What the task requires:
Write out all of the entries exactly as given.
# start of Records provided
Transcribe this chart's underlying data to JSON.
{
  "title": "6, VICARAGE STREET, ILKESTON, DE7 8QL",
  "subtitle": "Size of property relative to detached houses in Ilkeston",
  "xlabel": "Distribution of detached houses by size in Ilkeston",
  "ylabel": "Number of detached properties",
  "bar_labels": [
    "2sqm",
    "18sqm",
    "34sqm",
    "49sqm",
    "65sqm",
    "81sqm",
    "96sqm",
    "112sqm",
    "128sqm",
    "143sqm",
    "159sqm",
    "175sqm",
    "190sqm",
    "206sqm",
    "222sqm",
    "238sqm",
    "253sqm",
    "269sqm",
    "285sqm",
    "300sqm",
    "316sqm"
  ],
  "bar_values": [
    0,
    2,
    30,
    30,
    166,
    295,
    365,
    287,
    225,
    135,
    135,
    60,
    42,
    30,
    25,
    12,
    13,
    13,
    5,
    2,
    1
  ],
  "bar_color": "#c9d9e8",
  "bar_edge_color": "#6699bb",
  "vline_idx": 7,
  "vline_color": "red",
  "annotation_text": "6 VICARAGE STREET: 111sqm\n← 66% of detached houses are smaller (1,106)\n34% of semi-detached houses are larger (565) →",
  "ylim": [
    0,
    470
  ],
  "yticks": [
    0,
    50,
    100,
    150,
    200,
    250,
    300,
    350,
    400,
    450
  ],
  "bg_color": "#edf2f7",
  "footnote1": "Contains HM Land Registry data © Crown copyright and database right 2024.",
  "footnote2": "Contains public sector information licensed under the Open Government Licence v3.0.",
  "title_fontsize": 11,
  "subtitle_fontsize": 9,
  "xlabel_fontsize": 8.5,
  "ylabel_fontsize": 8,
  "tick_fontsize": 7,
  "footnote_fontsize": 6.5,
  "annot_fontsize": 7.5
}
# end of Records provided
Result for this exercise:
Transcribe this chart's underlying data to JSON.
{
  "title": "6, VICARAGE STREET, ILKESTON, DE7 8QL",
  "subtitle": "Size of property relative to detached houses in Ilkeston",
  "xlabel": "Distribution of detached houses by size in Ilkeston",
  "ylabel": "Number of detached properties",
  "bar_labels": [
    "2sqm",
    "18sqm",
    "34sqm",
    "49sqm",
    "65sqm",
    "81sqm",
    "96sqm",
    "112sqm",
    "128sqm",
    "143sqm",
    "159sqm",
    "175sqm",
    "190sqm",
    "206sqm",
    "222sqm",
    "238sqm",
    "253sqm",
    "269sqm",
    "285sqm",
    "300sqm",
    "316sqm"
  ],
  "bar_values": [
    0,
    2,
    30,
    30,
    166,
    295,
    365,
    287,
    225,
    135,
    135,
    60,
    42,
    30,
    25,
    12,
    13,
    13,
    5,
    2,
    1
  ],
  "bar_color": "#c9d9e8",
  "bar_edge_color": "#6699bb",
  "vline_idx": 7,
  "vline_color": "red",
  "annotation_text": "6 VICARAGE STREET: 111sqm\n← 66% of detached houses are smaller (1,106)\n34% of semi-detached houses are larger (565) →",
  "ylim": [
    0,
    470
  ],
  "yticks": [
    0,
    50,
    100,
    150,
    200,
    250,
    300,
    350,
    400,
    450
  ],
  "bg_color": "#edf2f7",
  "footnote1": "Contains HM Land Registry data © Crown copyright and database right 2024.",
  "footnote2": "Contains public sector information licensed under the Open Government Licence v3.0.",
  "title_fontsize": 11,
  "subtitle_fontsize": 9,
  "xlabel_fontsize": 8.5,
  "ylabel_fontsize": 8,
  "tick_fontsize": 7,
  "footnote_fontsize": 6.5,
  "annot_fontsize": 7.5
}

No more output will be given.